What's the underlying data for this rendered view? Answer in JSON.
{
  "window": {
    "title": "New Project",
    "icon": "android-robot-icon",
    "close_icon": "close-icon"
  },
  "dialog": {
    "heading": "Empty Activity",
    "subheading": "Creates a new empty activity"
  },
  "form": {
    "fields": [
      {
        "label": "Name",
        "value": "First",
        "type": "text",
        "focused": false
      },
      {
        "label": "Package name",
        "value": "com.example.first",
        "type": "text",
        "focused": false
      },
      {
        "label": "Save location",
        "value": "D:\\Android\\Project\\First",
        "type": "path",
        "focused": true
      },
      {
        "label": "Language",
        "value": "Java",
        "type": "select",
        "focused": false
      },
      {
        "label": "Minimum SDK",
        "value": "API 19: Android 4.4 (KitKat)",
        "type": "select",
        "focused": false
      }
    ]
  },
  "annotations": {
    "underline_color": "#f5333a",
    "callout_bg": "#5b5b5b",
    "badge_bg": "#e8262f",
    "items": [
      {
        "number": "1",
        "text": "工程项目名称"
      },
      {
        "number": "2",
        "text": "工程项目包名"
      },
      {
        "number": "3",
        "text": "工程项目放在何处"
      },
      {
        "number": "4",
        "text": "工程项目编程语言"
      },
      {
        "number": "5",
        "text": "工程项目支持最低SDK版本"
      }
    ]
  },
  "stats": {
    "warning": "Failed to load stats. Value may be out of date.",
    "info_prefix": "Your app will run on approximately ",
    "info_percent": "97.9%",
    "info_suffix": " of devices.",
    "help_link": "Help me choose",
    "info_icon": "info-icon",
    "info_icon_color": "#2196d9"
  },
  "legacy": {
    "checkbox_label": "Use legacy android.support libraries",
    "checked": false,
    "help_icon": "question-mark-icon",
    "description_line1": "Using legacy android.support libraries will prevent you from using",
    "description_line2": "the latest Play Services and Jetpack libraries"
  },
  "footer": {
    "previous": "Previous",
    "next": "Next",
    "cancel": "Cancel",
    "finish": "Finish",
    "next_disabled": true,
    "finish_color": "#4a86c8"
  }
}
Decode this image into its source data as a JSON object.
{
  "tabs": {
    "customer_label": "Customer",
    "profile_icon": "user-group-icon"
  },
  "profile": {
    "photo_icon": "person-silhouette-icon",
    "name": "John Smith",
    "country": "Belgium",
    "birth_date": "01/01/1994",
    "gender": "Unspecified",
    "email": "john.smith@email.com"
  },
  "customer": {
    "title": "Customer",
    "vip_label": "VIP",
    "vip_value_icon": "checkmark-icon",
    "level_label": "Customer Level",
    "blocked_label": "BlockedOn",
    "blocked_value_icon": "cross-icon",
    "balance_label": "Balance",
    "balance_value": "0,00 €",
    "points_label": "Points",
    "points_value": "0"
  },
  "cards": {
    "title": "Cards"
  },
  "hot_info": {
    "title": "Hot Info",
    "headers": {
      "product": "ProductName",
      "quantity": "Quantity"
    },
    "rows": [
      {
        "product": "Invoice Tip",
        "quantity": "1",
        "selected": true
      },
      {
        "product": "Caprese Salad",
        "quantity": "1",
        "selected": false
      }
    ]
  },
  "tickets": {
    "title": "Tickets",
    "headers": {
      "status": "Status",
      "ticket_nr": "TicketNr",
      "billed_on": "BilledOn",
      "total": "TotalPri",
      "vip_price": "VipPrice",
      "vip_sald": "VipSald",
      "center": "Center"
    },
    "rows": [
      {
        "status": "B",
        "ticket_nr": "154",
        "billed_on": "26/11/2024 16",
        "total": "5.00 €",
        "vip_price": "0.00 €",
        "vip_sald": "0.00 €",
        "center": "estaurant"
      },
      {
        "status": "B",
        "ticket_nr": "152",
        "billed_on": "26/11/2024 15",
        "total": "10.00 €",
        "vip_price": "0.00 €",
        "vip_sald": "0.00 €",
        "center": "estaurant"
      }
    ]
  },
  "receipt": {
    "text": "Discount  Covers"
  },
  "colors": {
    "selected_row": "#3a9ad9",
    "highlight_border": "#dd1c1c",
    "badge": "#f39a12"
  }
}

**Directions:** Reproduce the listing in full. Keep it exactly as written.

**The completed task:**
What's the underlying data for this rendered view? Answer in JSON.
{
  "window": {
    "title": "New Project",
    "icon": "android-robot-icon",
    "close_icon": "close-icon"
  },
  "dialog": {
    "heading": "Empty Activity",
    "subheading": "Creates a new empty activity"
  },
  "form": {
    "fields": [
      {
        "label": "Name",
        "value": "First",
        "type": "text",
        "focused": false
      },
      {
        "label": "Package name",
        "value": "com.example.first",
        "type": "text",
        "focused": false
      },
      {
        "label": "Save location",
        "value": "D:\\Android\\Project\\First",
        "type": "path",
        "focused": true
      },
      {
        "label": "Language",
        "value": "Java",
        "type": "select",
        "focused": false
      },
      {
        "label": "Minimum SDK",
        "value": "API 19: Android 4.4 (KitKat)",
        "type": "select",
        "focused": false
      }
    ]
  },
  "annotations": {
    "underline_color": "#f5333a",
    "callout_bg": "#5b5b5b",
    "badge_bg": "#e8262f",
    "items": [
      {
        "number": "1",
        "text": "工程项目名称"
      },
      {
        "number": "2",
        "text": "工程项目包名"
      },
      {
        "number": "3",
        "text": "工程项目放在何处"
      },
      {
        "number": "4",
        "text": "工程项目编程语言"
      },
      {
        "number": "5",
        "text": "工程项目支持最低SDK版本"
      }
    ]
  },
  "stats": {
    "warning": "Failed to load stats. Value may be out of date.",
    "info_prefix": "Your app will run on approximately ",
    "info_percent": "97.9%",
    "info_suffix": " of devices.",
    "help_link": "Help me choose",
    "info_icon": "info-icon",
    "info_icon_color": "#2196d9"
  },
  "legacy": {
    "checkbox_label": "Use legacy android.support libraries",
    "checked": false,
    "help_icon": "question-mark-icon",
    "description_line1": "Using legacy android.support libraries will prevent you from using",
    "description_line2": "the latest Play Services and Jetpack libraries"
  },
  "footer": {
    "previous": "Previous",
    "next": "Next",
    "cancel": "Cancel",
    "finish": "Finish",
    "next_disabled": true,
    "finish_color": "#4a86c8"
  }
}
Decode this image into its source data as a JSON object.
{
  "tabs": {
    "customer_label": "Customer",
    "profile_icon": "user-group-icon"
  },
  "profile": {
    "photo_icon": "person-silhouette-icon",
    "name": "John Smith",
    "country": "Belgium",
    "birth_date": "01/01/1994",
    "gender": "Unspecified",
    "email": "john.smith@email.com"
  },
  "customer": {
    "title": "Customer",
    "vip_label": "VIP",
    "vip_value_icon": "checkmark-icon",
    "level_label": "Customer Level",
    "blocked_label": "BlockedOn",
    "blocked_value_icon": "cross-icon",
    "balance_label": "Balance",
    "balance_value": "0,00 €",
    "points_label": "Points",
    "points_value": "0"
  },
  "cards": {
    "title": "Cards"
  },
  "hot_info": {
    "title": "Hot Info",
    "headers": {
      "product": "ProductName",
      "quantity": "Quantity"
    },
    "rows": [
      {
        "product": "Invoice Tip",
        "quantity": "1",
        "selected": true
      },
      {
        "product": "Caprese Salad",
        "quantity": "1",
        "selected": false
      }
    ]
  },
  "tickets": {
    "title": "Tickets",
    "headers": {
      "status": "Status",
      "ticket_nr": "TicketNr",
      "billed_on": "BilledOn",
      "total": "TotalPri",
      "vip_price": "VipPrice",
      "vip_sald": "VipSald",
      "center": "Center"
    },
    "rows": [
      {
        "status": "B",
        "ticket_nr": "154",
        "billed_on": "26/11/2024 16",
        "total": "5.00 €",
        "vip_price": "0.00 €",
        "vip_sald": "0.00 €",
        "center": "estaurant"
      },
      {
        "status": "B",
        "ticket_nr": "152",
        "billed_on": "26/11/2024 15",
        "total": "10.00 €",
        "vip_price": "0.00 €",
        "vip_sald": "0.00 €",
        "center": "estaurant"
      }
    ]
  },
  "receipt": {
    "text": "Discount  Covers"
  },
  "colors": {
    "selected_row": "#3a9ad9",
    "highlight_border": "#dd1c1c",
    "badge": "#f39a12"
  }
}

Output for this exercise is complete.